TAREFA PROPOSTA 1: Reescreva o trecho do texto sobre a Lava Jato que vai de "O professor comanda" a "quinzena deste mês.", trocando "paranaenses" por "do Paraná".
TAREFA PROPOSTA 2: Resuma em duas frases o texto sobre a Lava Jato.
TAREFA PROPOSTA 3: Traduza para o inglês esta frase do texto sobre a Lava Jato: "O estudo será apresentado na segunda quinzena deste mês."

TEXTO PARA LEITURA:
Integrantes
da Lava Jato vivem na “mesma
bolha”, diz pesquisador da UFPR
Para o professor de sociologia Ricardo Costa de Oliveira*, da Universidade Federal do
Paraná (UFPR), os integrantes da Lava Jato (incluindo magistrados, procuradores
e advogados) operam em um circuito que chama de “fechado” e que funcionaria “em
rede”.
O professor comanda um grupo de pesquisa chamado
“República do Nepotismo”, que utiliza a técnica da prosopografia (biografia
coletiva de determinado grupo social ou político) para demonstrar que pessoas
como Sérgio Moro, Deltan Dallagnol e advogados ligados às delações são
herdeiros de figuras do Judiciário e da política paranaenses. O estudo será
apresentado na segunda quinzena deste mês.
“Eles se conhecem muitas vezes desde a infância,
porque os pais já se conheciam. Frequentaram as melhores escolas, universidades,
têm sociabilidade em comum. Quer dizer, vivem na mesma bolha. Têm as mesmas
opiniões e gostos políticos e ideológicos. E todos têm conexão com a indústria
advocatícia, com os grandes escritórios jurídicos”, afirma.Leia os principais trechos da entrevista.

LINHAS DE DADOS:
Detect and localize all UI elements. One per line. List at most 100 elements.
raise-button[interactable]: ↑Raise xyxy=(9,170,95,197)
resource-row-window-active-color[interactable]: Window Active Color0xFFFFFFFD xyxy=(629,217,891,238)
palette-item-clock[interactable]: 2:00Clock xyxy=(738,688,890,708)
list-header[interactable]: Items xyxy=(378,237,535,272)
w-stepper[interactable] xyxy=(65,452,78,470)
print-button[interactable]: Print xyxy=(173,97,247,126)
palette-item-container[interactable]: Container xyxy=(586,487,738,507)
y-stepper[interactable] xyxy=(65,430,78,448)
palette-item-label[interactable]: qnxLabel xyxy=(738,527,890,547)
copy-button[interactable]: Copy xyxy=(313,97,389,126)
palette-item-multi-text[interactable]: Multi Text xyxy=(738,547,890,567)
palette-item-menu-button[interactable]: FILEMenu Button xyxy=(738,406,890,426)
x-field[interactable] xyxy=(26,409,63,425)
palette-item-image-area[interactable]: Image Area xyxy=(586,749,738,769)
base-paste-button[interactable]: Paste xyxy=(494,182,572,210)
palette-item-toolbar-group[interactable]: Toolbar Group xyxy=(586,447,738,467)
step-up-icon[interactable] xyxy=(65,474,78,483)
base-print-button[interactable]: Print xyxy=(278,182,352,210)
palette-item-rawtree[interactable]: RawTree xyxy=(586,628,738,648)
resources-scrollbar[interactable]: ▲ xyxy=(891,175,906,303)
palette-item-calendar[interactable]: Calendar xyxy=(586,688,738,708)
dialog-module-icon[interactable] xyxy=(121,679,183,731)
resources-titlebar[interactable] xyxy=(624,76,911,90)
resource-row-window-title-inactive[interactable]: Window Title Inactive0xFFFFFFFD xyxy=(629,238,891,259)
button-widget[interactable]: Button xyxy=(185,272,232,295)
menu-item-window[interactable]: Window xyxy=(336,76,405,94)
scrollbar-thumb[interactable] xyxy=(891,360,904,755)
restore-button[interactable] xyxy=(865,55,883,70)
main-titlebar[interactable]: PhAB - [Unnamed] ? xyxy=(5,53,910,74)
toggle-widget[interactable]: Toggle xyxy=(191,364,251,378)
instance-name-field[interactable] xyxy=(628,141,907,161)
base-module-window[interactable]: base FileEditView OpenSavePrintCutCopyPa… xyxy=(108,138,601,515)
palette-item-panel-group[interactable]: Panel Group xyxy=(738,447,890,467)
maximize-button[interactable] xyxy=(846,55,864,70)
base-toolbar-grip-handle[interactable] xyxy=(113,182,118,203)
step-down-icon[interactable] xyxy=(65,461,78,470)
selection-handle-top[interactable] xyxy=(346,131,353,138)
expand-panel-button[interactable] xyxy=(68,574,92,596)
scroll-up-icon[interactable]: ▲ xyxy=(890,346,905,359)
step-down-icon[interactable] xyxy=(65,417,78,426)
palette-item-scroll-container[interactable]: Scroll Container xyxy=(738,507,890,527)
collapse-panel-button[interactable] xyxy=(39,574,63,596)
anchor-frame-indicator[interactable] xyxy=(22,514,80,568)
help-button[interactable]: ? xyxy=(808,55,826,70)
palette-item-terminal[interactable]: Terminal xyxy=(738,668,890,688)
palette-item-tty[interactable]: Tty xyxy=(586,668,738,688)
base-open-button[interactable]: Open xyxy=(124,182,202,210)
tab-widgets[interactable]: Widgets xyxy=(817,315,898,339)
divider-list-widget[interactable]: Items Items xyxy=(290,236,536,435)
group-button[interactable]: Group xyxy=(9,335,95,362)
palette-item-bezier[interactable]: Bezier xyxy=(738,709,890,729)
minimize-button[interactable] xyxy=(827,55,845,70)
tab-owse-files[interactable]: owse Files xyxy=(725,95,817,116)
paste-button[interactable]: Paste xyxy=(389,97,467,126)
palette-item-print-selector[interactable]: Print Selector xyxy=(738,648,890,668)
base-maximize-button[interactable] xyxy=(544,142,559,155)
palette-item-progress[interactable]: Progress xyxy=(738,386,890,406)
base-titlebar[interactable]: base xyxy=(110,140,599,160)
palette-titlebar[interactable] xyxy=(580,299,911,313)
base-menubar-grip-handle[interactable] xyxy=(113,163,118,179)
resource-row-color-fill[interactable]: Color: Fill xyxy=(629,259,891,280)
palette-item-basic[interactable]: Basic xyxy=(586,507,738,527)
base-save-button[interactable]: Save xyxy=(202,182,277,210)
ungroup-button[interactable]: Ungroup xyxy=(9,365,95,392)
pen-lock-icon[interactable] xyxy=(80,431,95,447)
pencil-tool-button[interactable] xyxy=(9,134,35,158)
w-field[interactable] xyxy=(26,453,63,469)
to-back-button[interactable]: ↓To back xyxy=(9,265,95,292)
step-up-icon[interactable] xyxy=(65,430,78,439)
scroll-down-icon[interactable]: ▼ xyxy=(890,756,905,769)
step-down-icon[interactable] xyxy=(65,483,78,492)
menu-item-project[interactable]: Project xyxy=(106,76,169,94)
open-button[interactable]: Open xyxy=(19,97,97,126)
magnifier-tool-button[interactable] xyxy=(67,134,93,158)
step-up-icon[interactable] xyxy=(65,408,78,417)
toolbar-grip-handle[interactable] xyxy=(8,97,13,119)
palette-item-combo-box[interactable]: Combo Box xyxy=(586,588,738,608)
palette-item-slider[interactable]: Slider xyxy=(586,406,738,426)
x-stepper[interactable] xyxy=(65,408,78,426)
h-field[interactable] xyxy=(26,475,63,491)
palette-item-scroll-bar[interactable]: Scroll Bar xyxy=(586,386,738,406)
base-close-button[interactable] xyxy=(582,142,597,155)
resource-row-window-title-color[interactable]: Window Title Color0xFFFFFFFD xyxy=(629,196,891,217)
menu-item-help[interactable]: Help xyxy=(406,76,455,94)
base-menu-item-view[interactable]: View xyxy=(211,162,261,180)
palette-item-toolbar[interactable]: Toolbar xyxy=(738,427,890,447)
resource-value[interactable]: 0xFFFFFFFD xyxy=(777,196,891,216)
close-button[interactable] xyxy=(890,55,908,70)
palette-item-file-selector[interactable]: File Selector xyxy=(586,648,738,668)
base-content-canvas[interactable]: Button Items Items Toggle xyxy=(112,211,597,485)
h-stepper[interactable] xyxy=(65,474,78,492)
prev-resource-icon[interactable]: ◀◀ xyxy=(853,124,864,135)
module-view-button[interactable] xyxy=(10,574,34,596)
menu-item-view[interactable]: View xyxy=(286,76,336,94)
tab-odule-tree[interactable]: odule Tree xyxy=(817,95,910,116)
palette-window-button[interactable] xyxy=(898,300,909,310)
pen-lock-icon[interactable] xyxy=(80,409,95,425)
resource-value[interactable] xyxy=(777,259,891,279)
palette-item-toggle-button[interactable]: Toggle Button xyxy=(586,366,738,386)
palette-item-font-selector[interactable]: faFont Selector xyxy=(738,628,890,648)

SOLUÇÃO ESCRITA 1:
O professor comanda um grupo de pesquisa chamado
“República do Nepotismo”, que utiliza a técnica da prosopografia (biografia
coletiva de determinado grupo social ou político) para demonstrar que pessoas
como Sérgio Moro, Deltan Dallagnol e advogados ligados às delações são
herdeiros de figuras do Judiciário e da política do Paraná. O estudo será
apresentado na segunda quinzena deste mês.

SOLUÇÃO ESCRITA 2: Segundo o professor Ricardo Costa de Oliveira, da UFPR, os integrantes da Lava Jato, incluindo magistrados, procuradores e advogados, operam em um circuito fechado que funcionaria em rede. Seu grupo de pesquisa, "República do Nepotismo", usa a prosopografia para demonstrar que pessoas como Sérgio Moro e Deltan Dallagnol são herdeiras de figuras do Judiciário e da política paranaenses, e, para ele, esse grupo vive na mesma bolha e tem conexão com os grandes escritórios jurídicos.

SOLUÇÃO ESCRITA 3: The study will be presented in the second half of this month.